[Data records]
◆ ◆ ◆ ◆ ◆
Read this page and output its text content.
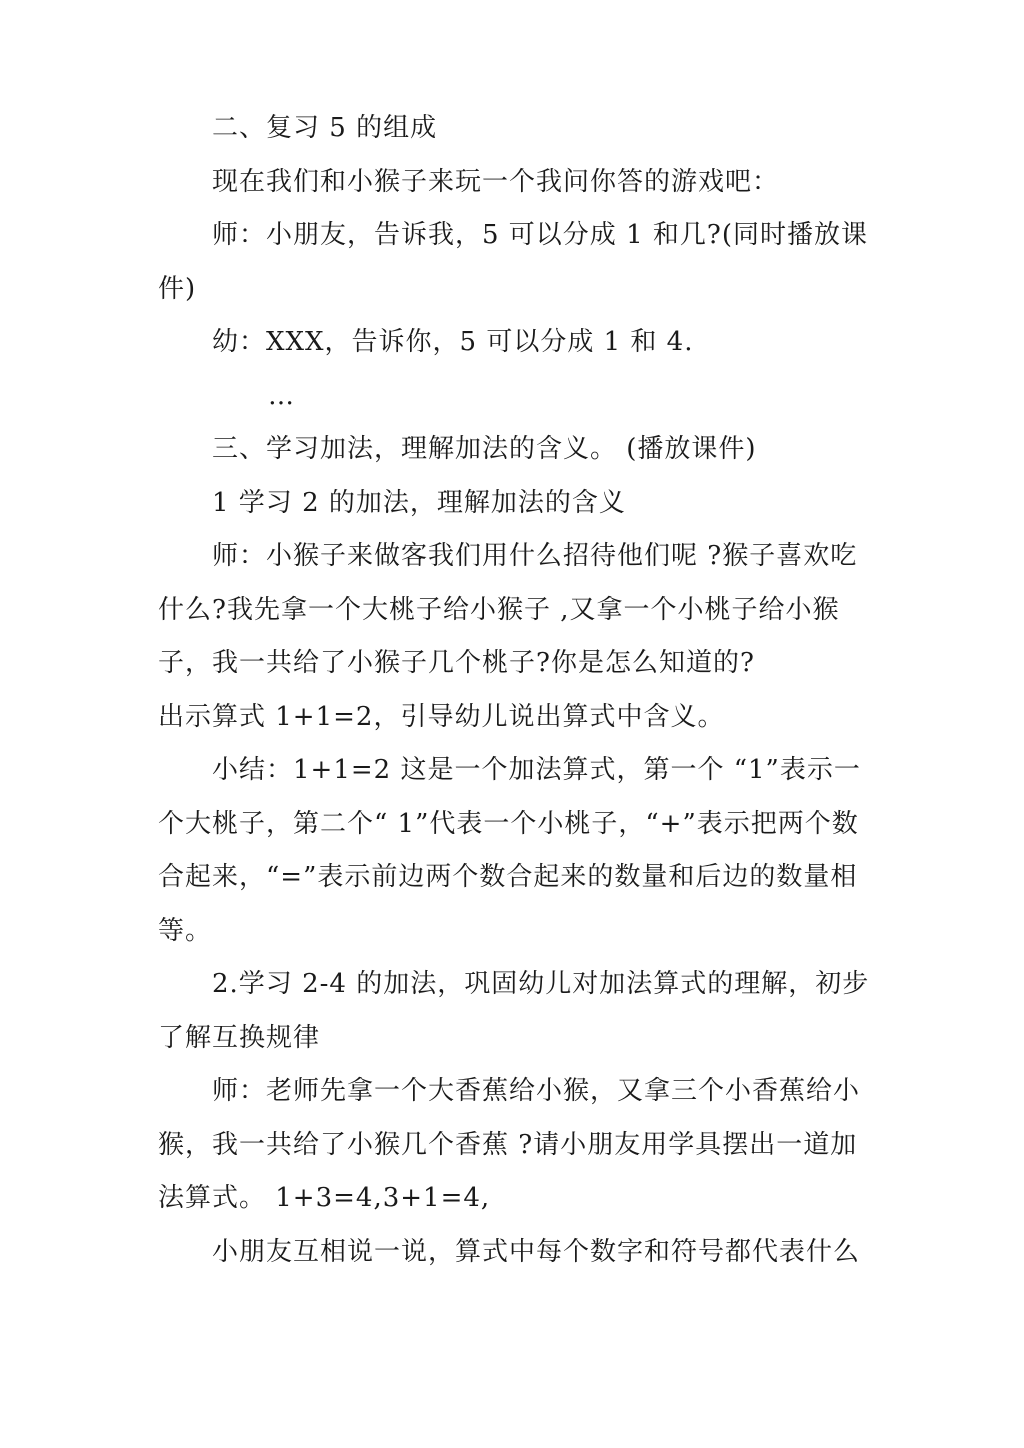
二、复习 5 的组成

现在我们和小猴子来玩一个我问你答的游戏吧：

师：小朋友，告诉我，5 可以分成 1 和几?(同时播放课件)

幼：XXX，告诉你，5 可以分成 1 和 4.

…

三、学习加法，理解加法的含义。 (播放课件)

1 学习 2 的加法，理解加法的含义

师：小猴子来做客我们用什么招待他们呢 ?猴子喜欢吃什么?我先拿一个大桃子给小猴子 ,又拿一个小桃子给小猴子，我一共给了小猴子几个桃子?你是怎么知道的?

出示算式 1+1=2，引导幼儿说出算式中含义。

小结：1+1=2 这是一个加法算式，第一个 “1”表示一个大桃子，第二个“ 1”代表一个小桃子，“+”表示把两个数合起来，“=”表示前边两个数合起来的数量和后边的数量相等。

2.学习 2-4 的加法，巩固幼儿对加法算式的理解，初步了解互换规律

师：老师先拿一个大香蕉给小猴，又拿三个小香蕉给小猴，我一共给了小猴几个香蕉 ?请小朋友用学具摆出一道加法算式。 1+3=4,3+1=4,

小朋友互相说一说，算式中每个数字和符号都代表什么
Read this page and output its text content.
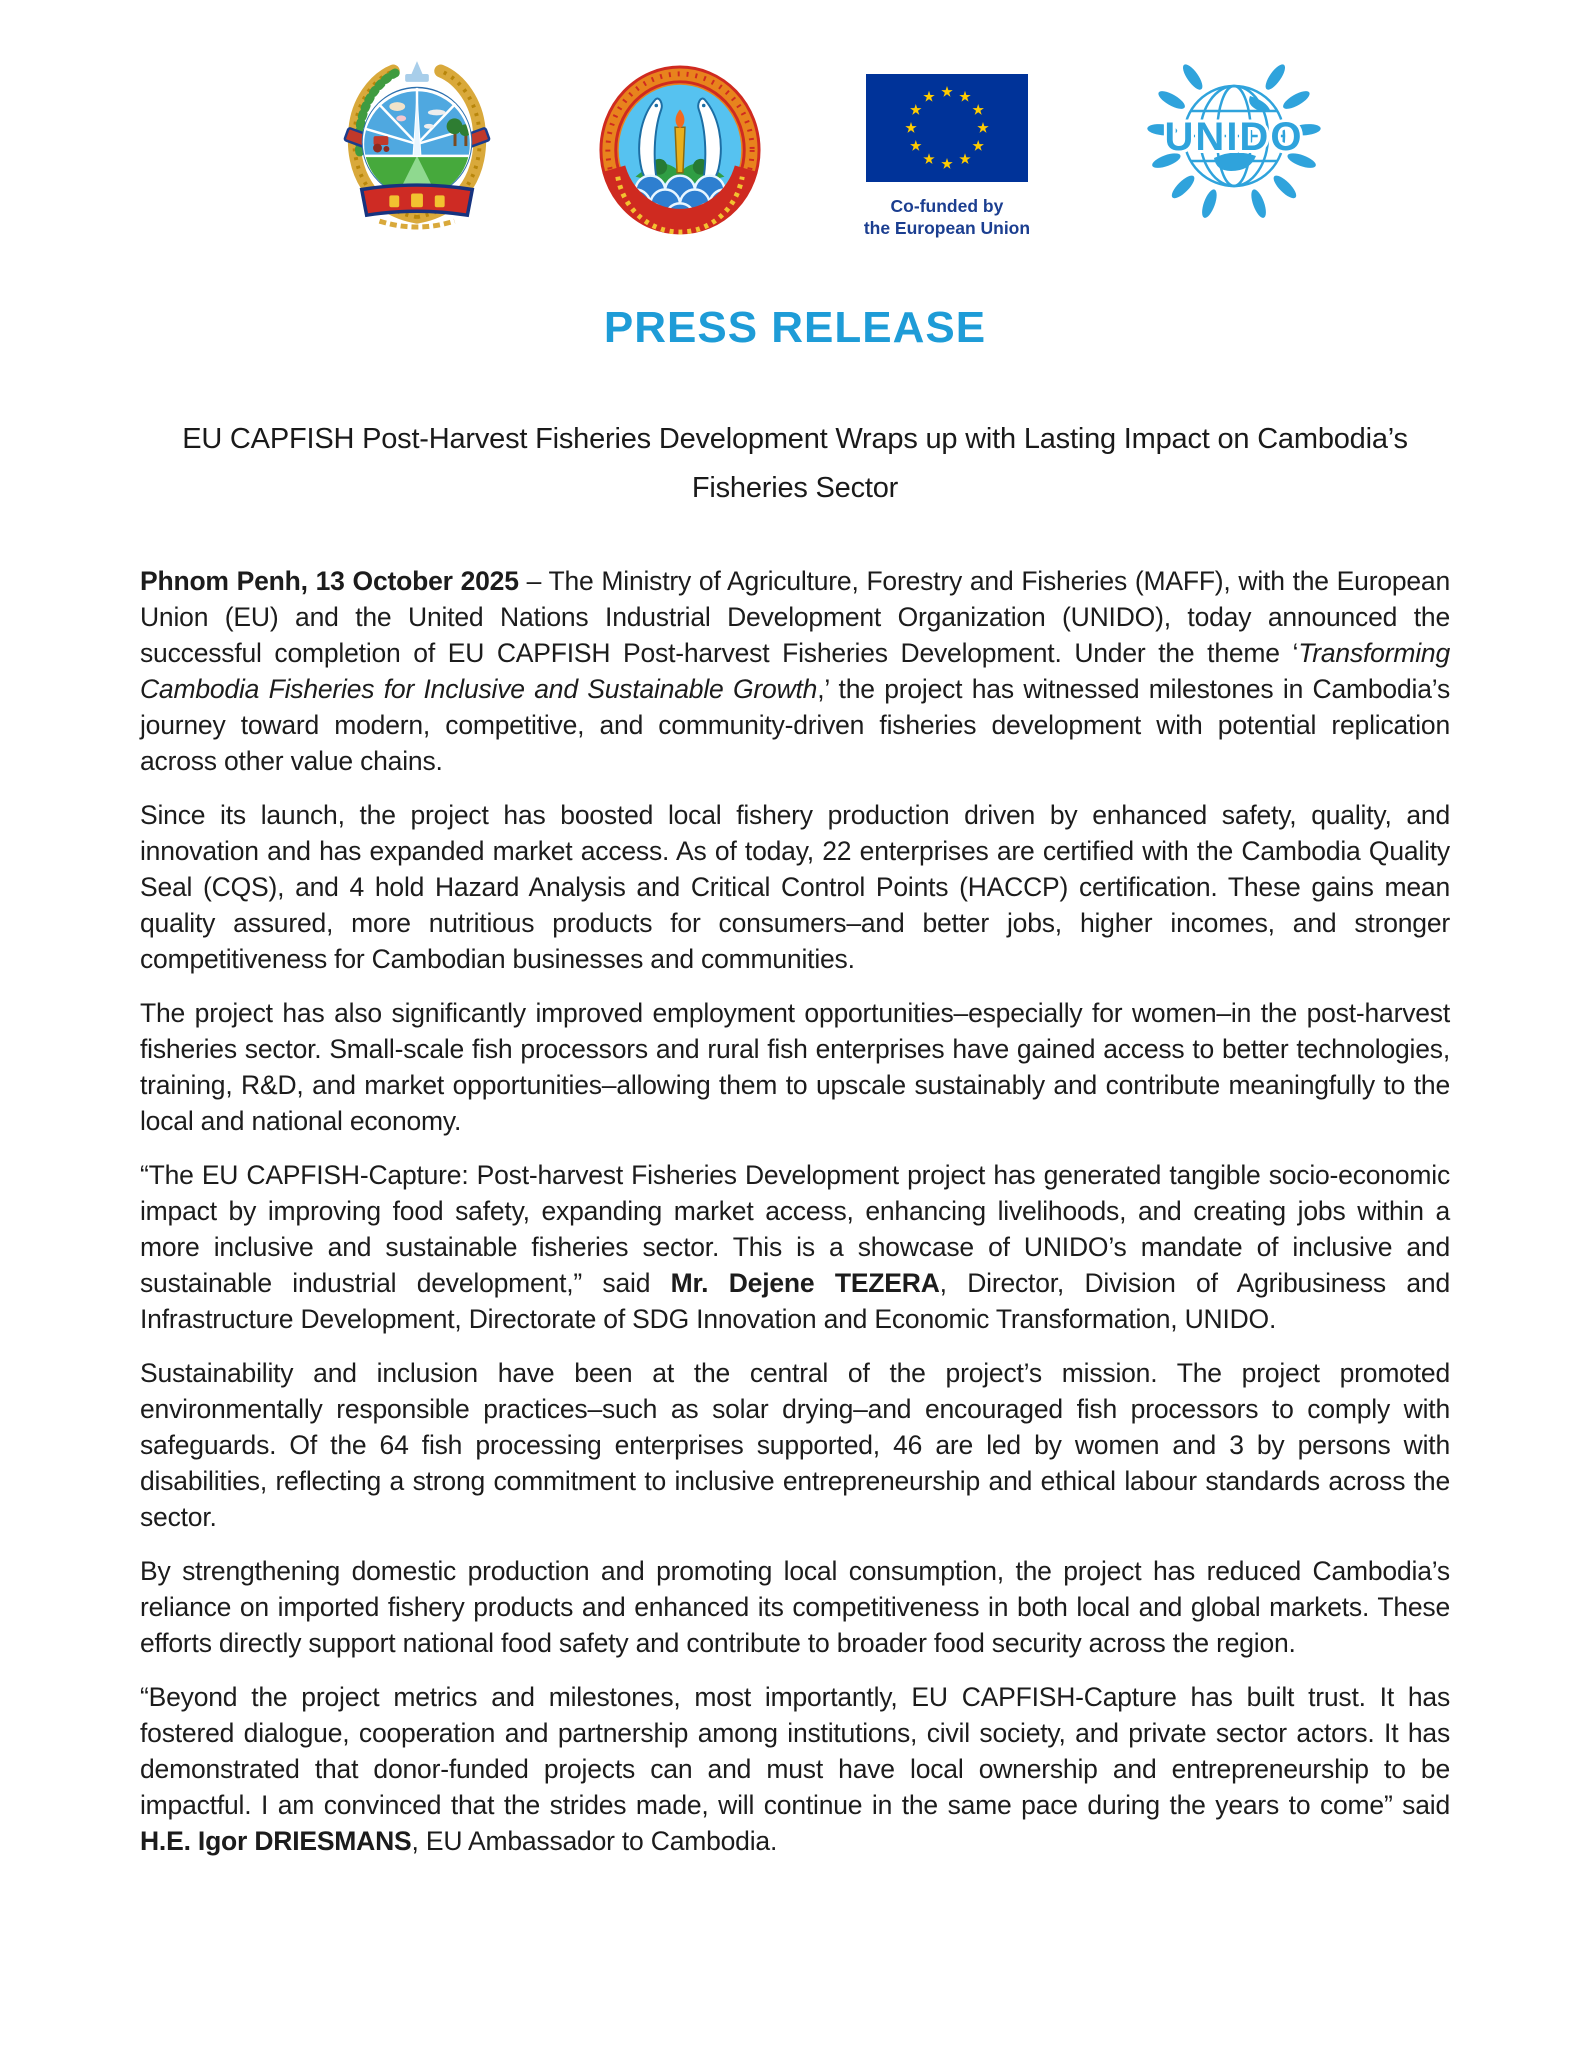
Co-funded by
the European Union
UNIDO
PRESS RELEASE
EU CAPFISH Post-Harvest Fisheries Development Wraps up with Lasting Impact on Cambodia’s Fisheries Sector

Phnom Penh, 13 October 2025 – The Ministry of Agriculture, Forestry and Fisheries (MAFF), with the European Union (EU) and the United Nations Industrial Development Organization (UNIDO), today announced the successful completion of EU CAPFISH Post-harvest Fisheries Development. Under the theme ‘Transforming Cambodia Fisheries for Inclusive and Sustainable Growth,’ the project has witnessed milestones in Cambodia’s journey toward modern, competitive, and community-driven fisheries development with potential replication across other value chains.

Since its launch, the project has boosted local fishery production driven by enhanced safety, quality, and innovation and has expanded market access. As of today, 22 enterprises are certified with the Cambodia Quality Seal (CQS), and 4 hold Hazard Analysis and Critical Control Points (HACCP) certification. These gains mean quality assured, more nutritious products for consumers–and better jobs, higher incomes, and stronger competitiveness for Cambodian businesses and communities.

The project has also significantly improved employment opportunities–especially for women–in the post-harvest fisheries sector. Small-scale fish processors and rural fish enterprises have gained access to better technologies, training, R&D, and market opportunities–allowing them to upscale sustainably and contribute meaningfully to the local and national economy.

“The EU CAPFISH-Capture: Post-harvest Fisheries Development project has generated tangible socio-economic impact by improving food safety, expanding market access, enhancing livelihoods, and creating jobs within a more inclusive and sustainable fisheries sector. This is a showcase of UNIDO’s mandate of inclusive and sustainable industrial development,” said Mr. Dejene TEZERA, Director, Division of Agribusiness and Infrastructure Development, Directorate of SDG Innovation and Economic Transformation, UNIDO.

Sustainability and inclusion have been at the central of the project’s mission. The project promoted environmentally responsible practices–such as solar drying–and encouraged fish processors to comply with safeguards. Of the 64 fish processing enterprises supported, 46 are led by women and 3 by persons with disabilities, reflecting a strong commitment to inclusive entrepreneurship and ethical labour standards across the sector.

By strengthening domestic production and promoting local consumption, the project has reduced Cambodia’s reliance on imported fishery products and enhanced its competitiveness in both local and global markets. These efforts directly support national food safety and contribute to broader food security across the region.

“Beyond the project metrics and milestones, most importantly, EU CAPFISH-Capture has built trust. It has fostered dialogue, cooperation and partnership among institutions, civil society, and private sector actors. It has demonstrated that donor-funded projects can and must have local ownership and entrepreneurship to be impactful. I am convinced that the strides made, will continue in the same pace during the years to come” said H.E. Igor DRIESMANS, EU Ambassador to Cambodia.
◆ ◆ ◆ ◆ ◆
▶ [REQUIRED TASK] Set the entries down again exactly. Do not include the images.

▶ [REPLY TO THE EXERCISE]
Read this page and output its text content.
二、复习 5 的组成

现在我们和小猴子来玩一个我问你答的游戏吧：

师：小朋友，告诉我，5 可以分成 1 和几?(同时播放课件)

幼：XXX，告诉你，5 可以分成 1 和 4.

…

三、学习加法，理解加法的含义。 (播放课件)

1 学习 2 的加法，理解加法的含义

师：小猴子来做客我们用什么招待他们呢 ?猴子喜欢吃什么?我先拿一个大桃子给小猴子 ,又拿一个小桃子给小猴子，我一共给了小猴子几个桃子?你是怎么知道的?

出示算式 1+1=2，引导幼儿说出算式中含义。

小结：1+1=2 这是一个加法算式，第一个 “1”表示一个大桃子，第二个“ 1”代表一个小桃子，“+”表示把两个数合起来，“=”表示前边两个数合起来的数量和后边的数量相等。

2.学习 2-4 的加法，巩固幼儿对加法算式的理解，初步了解互换规律

师：老师先拿一个大香蕉给小猴，又拿三个小香蕉给小猴，我一共给了小猴几个香蕉 ?请小朋友用学具摆出一道加法算式。 1+3=4,3+1=4,

小朋友互相说一说，算式中每个数字和符号都代表什么
Read this page and output its text content.
Co-funded by
the European Union
UNIDO
PRESS RELEASE
EU CAPFISH Post-Harvest Fisheries Development Wraps up with Lasting Impact on Cambodia’s Fisheries Sector

Phnom Penh, 13 October 2025 – The Ministry of Agriculture, Forestry and Fisheries (MAFF), with the European Union (EU) and the United Nations Industrial Development Organization (UNIDO), today announced the successful completion of EU CAPFISH Post-harvest Fisheries Development. Under the theme ‘Transforming Cambodia Fisheries for Inclusive and Sustainable Growth,’ the project has witnessed milestones in Cambodia’s journey toward modern, competitive, and community-driven fisheries development with potential replication across other value chains.

Since its launch, the project has boosted local fishery production driven by enhanced safety, quality, and innovation and has expanded market access. As of today, 22 enterprises are certified with the Cambodia Quality Seal (CQS), and 4 hold Hazard Analysis and Critical Control Points (HACCP) certification. These gains mean quality assured, more nutritious products for consumers–and better jobs, higher incomes, and stronger competitiveness for Cambodian businesses and communities.

The project has also significantly improved employment opportunities–especially for women–in the post-harvest fisheries sector. Small-scale fish processors and rural fish enterprises have gained access to better technologies, training, R&D, and market opportunities–allowing them to upscale sustainably and contribute meaningfully to the local and national economy.

“The EU CAPFISH-Capture: Post-harvest Fisheries Development project has generated tangible socio-economic impact by improving food safety, expanding market access, enhancing livelihoods, and creating jobs within a more inclusive and sustainable fisheries sector. This is a showcase of UNIDO’s mandate of inclusive and sustainable industrial development,” said Mr. Dejene TEZERA, Director, Division of Agribusiness and Infrastructure Development, Directorate of SDG Innovation and Economic Transformation, UNIDO.

Sustainability and inclusion have been at the central of the project’s mission. The project promoted environmentally responsible practices–such as solar drying–and encouraged fish processors to comply with safeguards. Of the 64 fish processing enterprises supported, 46 are led by women and 3 by persons with disabilities, reflecting a strong commitment to inclusive entrepreneurship and ethical labour standards across the sector.

By strengthening domestic production and promoting local consumption, the project has reduced Cambodia’s reliance on imported fishery products and enhanced its competitiveness in both local and global markets. These efforts directly support national food safety and contribute to broader food security across the region.

“Beyond the project metrics and milestones, most importantly, EU CAPFISH-Capture has built trust. It has fostered dialogue, cooperation and partnership among institutions, civil society, and private sector actors. It has demonstrated that donor-funded projects can and must have local ownership and entrepreneurship to be impactful. I am convinced that the strides made, will continue in the same pace during the years to come” said H.E. Igor DRIESMANS, EU Ambassador to Cambodia.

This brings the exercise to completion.